[BEGIN INPUT DATA]

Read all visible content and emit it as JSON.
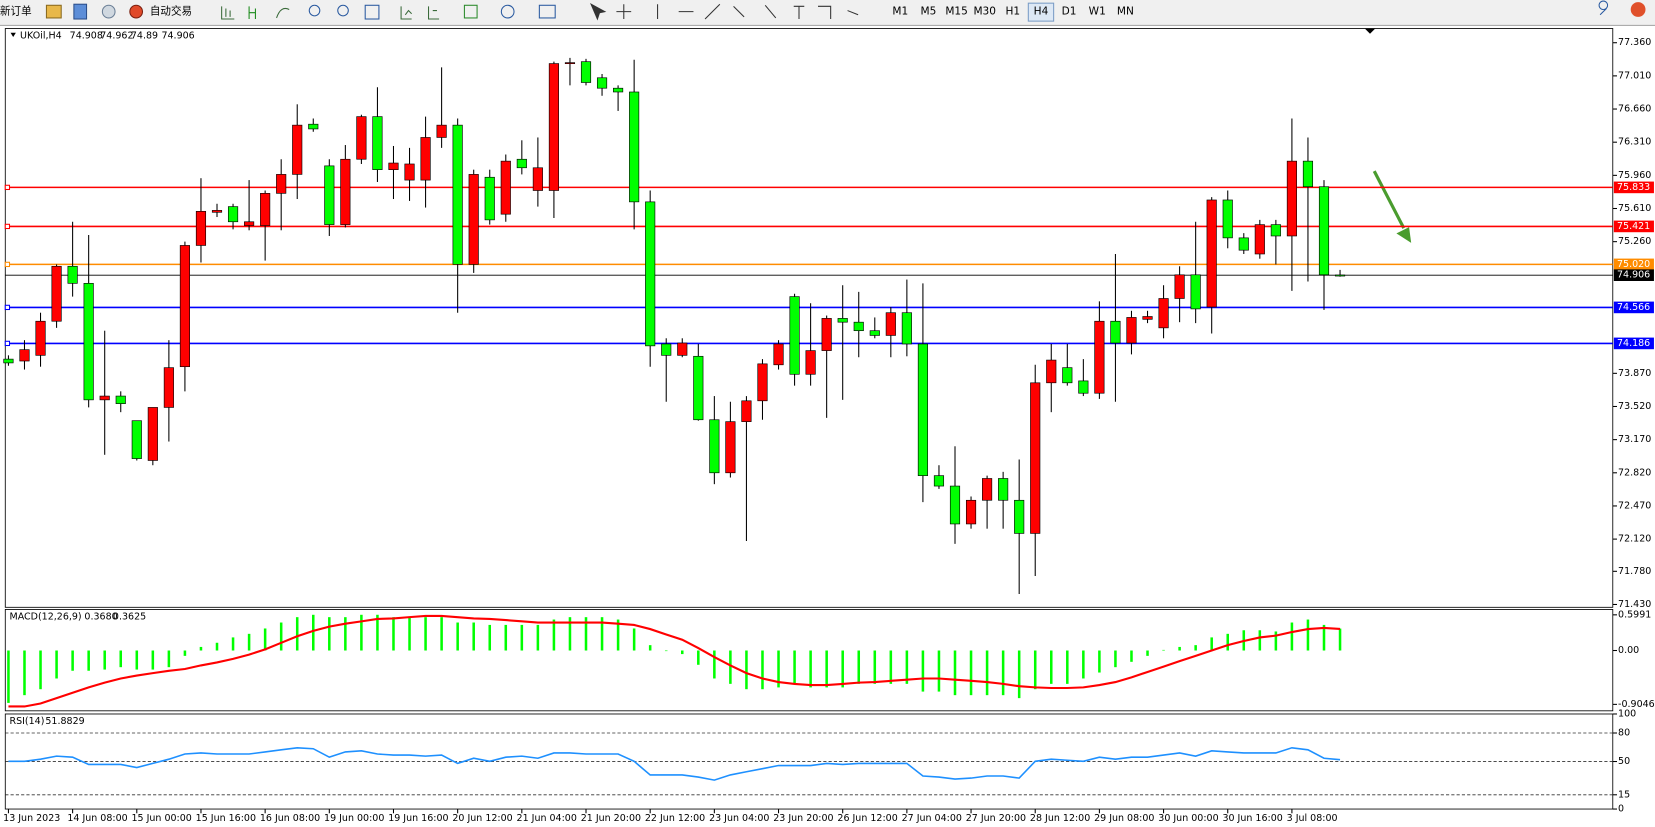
{
  "toolbar": {
    "new_order": "新订单",
    "auto_trading": "自动交易",
    "timeframes": [
      "M1",
      "M5",
      "M15",
      "M30",
      "H1",
      "H4",
      "D1",
      "W1",
      "MN"
    ],
    "active_timeframe": "H4"
  },
  "chart_data": [
    {
      "type": "candlestick",
      "title": "UKOil,H4",
      "categories": [
        "13 Jun 2023",
        null,
        null,
        null,
        "14 Jun 08:00",
        null,
        null,
        null,
        "15 Jun 00:00",
        null,
        null,
        null,
        "15 Jun 16:00",
        null,
        null,
        null,
        "16 Jun 08:00",
        null,
        null,
        null,
        "19 Jun 00:00",
        null,
        null,
        null,
        "19 Jun 16:00",
        null,
        null,
        null,
        "20 Jun 12:00",
        null,
        null,
        null,
        "21 Jun 04:00",
        null,
        null,
        null,
        "21 Jun 20:00",
        null,
        null,
        null,
        "22 Jun 12:00",
        null,
        null,
        null,
        "23 Jun 04:00",
        null,
        null,
        null,
        "23 Jun 20:00",
        null,
        null,
        null,
        "26 Jun 12:00",
        null,
        null,
        null,
        "27 Jun 04:00",
        null,
        null,
        null,
        "27 Jun 20:00",
        null,
        null,
        null,
        "28 Jun 12:00",
        null,
        null,
        null,
        "29 Jun 08:00",
        null,
        null,
        null,
        "30 Jun 00:00",
        null,
        null,
        null,
        "30 Jun 16:00",
        null,
        null,
        null,
        "3 Jul 08:00",
        null,
        null,
        null
      ],
      "open": [
        74.02,
        74.0,
        74.06,
        74.42,
        75.0,
        74.82,
        73.59,
        73.63,
        73.37,
        72.95,
        73.51,
        73.94,
        75.22,
        75.57,
        75.63,
        75.43,
        75.43,
        75.77,
        75.97,
        76.5,
        76.06,
        75.44,
        76.13,
        76.58,
        76.02,
        75.91,
        75.91,
        76.36,
        76.49,
        75.02,
        75.94,
        75.55,
        76.13,
        75.8,
        75.8,
        77.14,
        77.16,
        76.99,
        76.88,
        76.84,
        75.68,
        74.18,
        74.06,
        74.05,
        73.38,
        72.82,
        73.36,
        73.58,
        73.96,
        74.68,
        73.86,
        74.11,
        74.45,
        74.41,
        74.32,
        74.27,
        74.51,
        74.18,
        72.79,
        72.68,
        72.28,
        72.53,
        72.76,
        72.53,
        72.18,
        73.77,
        73.93,
        73.79,
        73.66,
        74.42,
        74.19,
        74.44,
        74.35,
        74.66,
        74.91,
        74.57,
        75.7,
        75.3,
        75.13,
        75.44,
        75.32,
        76.11,
        75.84,
        74.908
      ],
      "high": [
        74.06,
        74.22,
        74.51,
        75.02,
        75.47,
        75.33,
        74.32,
        73.68,
        73.37,
        73.51,
        74.22,
        75.26,
        75.93,
        75.66,
        75.66,
        75.91,
        75.8,
        76.13,
        76.71,
        76.56,
        76.13,
        76.28,
        76.6,
        76.89,
        76.27,
        76.25,
        76.58,
        77.1,
        76.56,
        76.02,
        76.02,
        76.18,
        76.33,
        76.36,
        77.16,
        77.2,
        77.19,
        77.03,
        76.91,
        77.18,
        75.8,
        74.24,
        74.24,
        74.18,
        73.63,
        73.57,
        73.63,
        74.02,
        74.22,
        74.71,
        74.61,
        74.48,
        74.8,
        74.73,
        74.46,
        74.57,
        74.86,
        74.82,
        72.9,
        73.1,
        72.57,
        72.79,
        72.83,
        72.96,
        73.96,
        74.18,
        74.18,
        74.02,
        74.63,
        75.13,
        74.53,
        74.53,
        74.8,
        75.0,
        75.47,
        75.73,
        75.8,
        75.35,
        75.49,
        75.49,
        76.56,
        76.36,
        75.91,
        74.962
      ],
      "low": [
        73.95,
        73.91,
        73.94,
        74.35,
        74.68,
        73.51,
        73.01,
        73.46,
        72.95,
        72.9,
        73.15,
        73.68,
        75.04,
        75.52,
        75.39,
        75.38,
        75.06,
        75.38,
        75.71,
        76.42,
        75.32,
        75.41,
        76.08,
        75.89,
        75.71,
        75.69,
        75.62,
        76.25,
        74.51,
        74.93,
        75.44,
        75.47,
        75.97,
        75.63,
        75.51,
        76.91,
        76.91,
        76.8,
        76.64,
        75.39,
        73.94,
        73.57,
        74.04,
        73.37,
        72.7,
        72.77,
        72.1,
        73.38,
        73.91,
        73.74,
        73.74,
        73.4,
        73.59,
        74.04,
        74.24,
        74.04,
        74.05,
        72.51,
        72.65,
        72.07,
        72.23,
        72.23,
        72.23,
        71.54,
        71.73,
        73.46,
        73.74,
        73.63,
        73.6,
        73.57,
        74.07,
        74.4,
        74.24,
        74.41,
        74.4,
        74.29,
        75.19,
        75.13,
        75.08,
        75.02,
        74.74,
        74.84,
        74.54,
        74.89
      ],
      "close": [
        73.98,
        74.12,
        74.42,
        75.0,
        74.82,
        73.59,
        73.63,
        73.55,
        72.97,
        73.51,
        73.93,
        75.22,
        75.58,
        75.59,
        75.47,
        75.47,
        75.77,
        75.97,
        76.49,
        76.45,
        75.44,
        76.13,
        76.58,
        76.02,
        76.09,
        76.08,
        76.36,
        76.49,
        75.02,
        75.97,
        75.49,
        76.11,
        76.04,
        76.04,
        77.14,
        77.15,
        76.94,
        76.88,
        76.84,
        75.68,
        74.16,
        74.06,
        74.19,
        73.38,
        72.82,
        73.36,
        73.58,
        73.97,
        74.18,
        73.86,
        74.11,
        74.45,
        74.41,
        74.32,
        74.27,
        74.51,
        74.18,
        72.79,
        72.68,
        72.28,
        72.53,
        72.76,
        72.53,
        72.18,
        73.77,
        74.01,
        73.77,
        73.66,
        74.42,
        74.19,
        74.46,
        74.47,
        74.66,
        74.91,
        74.55,
        75.7,
        75.3,
        75.17,
        75.44,
        75.32,
        76.11,
        75.84,
        74.91,
        74.906
      ],
      "up_color": "#ff0000",
      "down_color": "#00ff00",
      "ylim": [
        71.4,
        77.51
      ],
      "yticks": [
        {
          "value": 77.36,
          "label": "77.360"
        },
        {
          "value": 77.01,
          "label": "77.010"
        },
        {
          "value": 76.66,
          "label": "76.660"
        },
        {
          "value": 76.31,
          "label": "76.310"
        },
        {
          "value": 75.96,
          "label": "75.960"
        },
        {
          "value": 75.61,
          "label": "75.610"
        },
        {
          "value": 75.26,
          "label": "75.260"
        },
        {
          "value": 73.87,
          "label": "73.870"
        },
        {
          "value": 73.52,
          "label": "73.520"
        },
        {
          "value": 73.17,
          "label": "73.170"
        },
        {
          "value": 72.82,
          "label": "72.820"
        },
        {
          "value": 72.47,
          "label": "72.470"
        },
        {
          "value": 72.12,
          "label": "72.120"
        },
        {
          "value": 71.78,
          "label": "71.780"
        },
        {
          "value": 71.43,
          "label": "71.430"
        }
      ],
      "levels": [
        {
          "value": 75.833,
          "color": "#ff0000"
        },
        {
          "value": 75.421,
          "color": "#ff0000"
        },
        {
          "value": 75.02,
          "label": "75.020",
          "color": "#ff8c00"
        },
        {
          "value": 74.566,
          "color": "#0000ff"
        },
        {
          "value": 74.186,
          "color": "#0000ff"
        }
      ]
    },
    {
      "type": "macd",
      "title": "MACD(12,26,9)",
      "last_value_labels": [
        "0.3680",
        "0.3625"
      ],
      "histogram": [
        -0.88,
        -0.75,
        -0.65,
        -0.47,
        -0.34,
        -0.34,
        -0.32,
        -0.28,
        -0.32,
        -0.32,
        -0.28,
        -0.09,
        0.06,
        0.13,
        0.22,
        0.28,
        0.37,
        0.47,
        0.56,
        0.6,
        0.56,
        0.56,
        0.6,
        0.6,
        0.56,
        0.56,
        0.56,
        0.56,
        0.47,
        0.47,
        0.43,
        0.43,
        0.43,
        0.43,
        0.52,
        0.56,
        0.56,
        0.56,
        0.52,
        0.37,
        0.09,
        -0.01,
        -0.06,
        -0.24,
        -0.47,
        -0.56,
        -0.65,
        -0.65,
        -0.62,
        -0.56,
        -0.62,
        -0.62,
        -0.62,
        -0.56,
        -0.56,
        -0.56,
        -0.56,
        -0.69,
        -0.69,
        -0.75,
        -0.75,
        -0.75,
        -0.75,
        -0.8,
        -0.65,
        -0.56,
        -0.56,
        -0.47,
        -0.37,
        -0.28,
        -0.19,
        -0.09,
        0.01,
        0.06,
        0.09,
        0.22,
        0.28,
        0.34,
        0.34,
        0.32,
        0.47,
        0.52,
        0.43,
        0.368
      ],
      "signal": [
        -0.94,
        -0.94,
        -0.89,
        -0.8,
        -0.71,
        -0.62,
        -0.54,
        -0.47,
        -0.42,
        -0.38,
        -0.34,
        -0.31,
        -0.25,
        -0.2,
        -0.14,
        -0.07,
        0.02,
        0.13,
        0.24,
        0.33,
        0.4,
        0.45,
        0.49,
        0.53,
        0.54,
        0.56,
        0.58,
        0.58,
        0.56,
        0.54,
        0.53,
        0.51,
        0.49,
        0.47,
        0.47,
        0.47,
        0.47,
        0.47,
        0.45,
        0.43,
        0.36,
        0.27,
        0.18,
        0.04,
        -0.11,
        -0.25,
        -0.38,
        -0.47,
        -0.53,
        -0.56,
        -0.58,
        -0.58,
        -0.56,
        -0.54,
        -0.53,
        -0.51,
        -0.49,
        -0.47,
        -0.47,
        -0.49,
        -0.51,
        -0.53,
        -0.56,
        -0.6,
        -0.62,
        -0.63,
        -0.63,
        -0.62,
        -0.58,
        -0.53,
        -0.45,
        -0.36,
        -0.27,
        -0.18,
        -0.09,
        0.0,
        0.09,
        0.16,
        0.22,
        0.25,
        0.31,
        0.36,
        0.38,
        0.3625
      ],
      "histogram_color": "#00ff00",
      "signal_color": "#ff0000",
      "ylim": [
        -1.013,
        0.69
      ],
      "yticks": [
        0.5991,
        {
          "value": 0,
          "label": "0.00"
        },
        -0.9046
      ]
    },
    {
      "type": "line",
      "title": "RSI(14)",
      "values": [
        50.2,
        50.2,
        52.4,
        55.7,
        54.6,
        46.9,
        46.9,
        46.9,
        43.7,
        48.0,
        52.4,
        57.9,
        59.0,
        57.9,
        57.9,
        57.9,
        60.1,
        62.3,
        64.5,
        63.4,
        54.6,
        60.1,
        61.2,
        57.9,
        56.8,
        56.8,
        55.7,
        56.8,
        48.0,
        53.5,
        50.2,
        54.6,
        55.7,
        53.5,
        59.0,
        59.0,
        57.9,
        57.9,
        57.9,
        50.2,
        35.9,
        35.9,
        35.9,
        33.7,
        30.4,
        35.9,
        39.2,
        42.5,
        45.8,
        45.8,
        45.8,
        48.0,
        46.9,
        48.0,
        48.0,
        48.0,
        48.0,
        34.8,
        33.7,
        31.5,
        32.6,
        34.8,
        34.8,
        32.6,
        50.2,
        52.4,
        51.3,
        50.2,
        54.6,
        52.4,
        54.6,
        54.6,
        56.8,
        59.0,
        55.7,
        61.2,
        60.1,
        59.0,
        59.0,
        59.0,
        64.5,
        62.3,
        53.5,
        51.8829
      ],
      "color": "#1e90ff",
      "ylim": [
        0,
        100
      ],
      "yticks": [
        100,
        80,
        50,
        15,
        0
      ],
      "levels": [
        80,
        50,
        15
      ]
    }
  ]
}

[END INPUT DATA]

• [WHAT THIS TASK INVOLVES] Select every line in the records above that contains the word "type".

• [FULL RESPONSE]
      "type": "candlestick",
      "type": "macd",
      "type": "line",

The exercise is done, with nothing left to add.